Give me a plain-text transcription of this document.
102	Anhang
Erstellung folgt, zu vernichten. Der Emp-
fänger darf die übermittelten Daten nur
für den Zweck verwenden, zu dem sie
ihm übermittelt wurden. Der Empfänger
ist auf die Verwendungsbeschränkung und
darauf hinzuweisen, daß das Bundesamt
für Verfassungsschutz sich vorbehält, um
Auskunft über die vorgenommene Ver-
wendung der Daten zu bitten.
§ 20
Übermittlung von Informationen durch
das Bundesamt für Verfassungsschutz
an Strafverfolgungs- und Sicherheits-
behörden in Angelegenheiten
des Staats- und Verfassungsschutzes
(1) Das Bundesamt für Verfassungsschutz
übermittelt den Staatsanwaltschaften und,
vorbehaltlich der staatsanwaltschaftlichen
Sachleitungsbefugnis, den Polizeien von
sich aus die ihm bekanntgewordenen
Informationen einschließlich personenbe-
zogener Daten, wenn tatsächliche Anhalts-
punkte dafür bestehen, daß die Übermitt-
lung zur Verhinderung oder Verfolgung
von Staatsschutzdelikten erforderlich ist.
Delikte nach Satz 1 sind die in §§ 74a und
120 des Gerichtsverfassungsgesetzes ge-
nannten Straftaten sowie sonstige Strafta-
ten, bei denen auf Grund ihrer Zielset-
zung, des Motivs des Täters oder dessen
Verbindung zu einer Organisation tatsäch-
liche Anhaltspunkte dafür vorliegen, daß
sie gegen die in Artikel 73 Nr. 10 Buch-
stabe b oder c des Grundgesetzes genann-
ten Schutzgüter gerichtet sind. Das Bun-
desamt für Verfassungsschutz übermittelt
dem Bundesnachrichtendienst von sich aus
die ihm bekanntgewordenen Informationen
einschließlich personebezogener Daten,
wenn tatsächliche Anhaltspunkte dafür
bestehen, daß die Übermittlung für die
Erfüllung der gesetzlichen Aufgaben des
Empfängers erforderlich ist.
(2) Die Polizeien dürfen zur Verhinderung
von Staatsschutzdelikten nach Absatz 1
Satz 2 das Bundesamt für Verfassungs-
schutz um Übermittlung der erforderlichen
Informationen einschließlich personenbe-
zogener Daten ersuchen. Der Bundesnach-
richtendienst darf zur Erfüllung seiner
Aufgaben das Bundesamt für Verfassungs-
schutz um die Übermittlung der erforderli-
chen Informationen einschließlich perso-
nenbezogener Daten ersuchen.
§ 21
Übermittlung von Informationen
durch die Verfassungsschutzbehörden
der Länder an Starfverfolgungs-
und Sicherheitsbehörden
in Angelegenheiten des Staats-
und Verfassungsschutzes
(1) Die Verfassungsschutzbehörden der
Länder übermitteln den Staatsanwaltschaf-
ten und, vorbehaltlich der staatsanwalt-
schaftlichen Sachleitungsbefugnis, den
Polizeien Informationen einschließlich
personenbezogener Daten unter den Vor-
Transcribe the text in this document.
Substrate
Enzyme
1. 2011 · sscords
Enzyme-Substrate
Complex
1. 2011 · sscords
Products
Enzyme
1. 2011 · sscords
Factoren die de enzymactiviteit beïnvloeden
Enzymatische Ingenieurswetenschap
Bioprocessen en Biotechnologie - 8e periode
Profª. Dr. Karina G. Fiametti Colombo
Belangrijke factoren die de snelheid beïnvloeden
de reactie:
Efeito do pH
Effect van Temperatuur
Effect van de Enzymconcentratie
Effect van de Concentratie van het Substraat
===
Return a copy of each line in the records above that has "this" in it.

Give me a plain-text transcription of this document.
Transcribe the text in this document.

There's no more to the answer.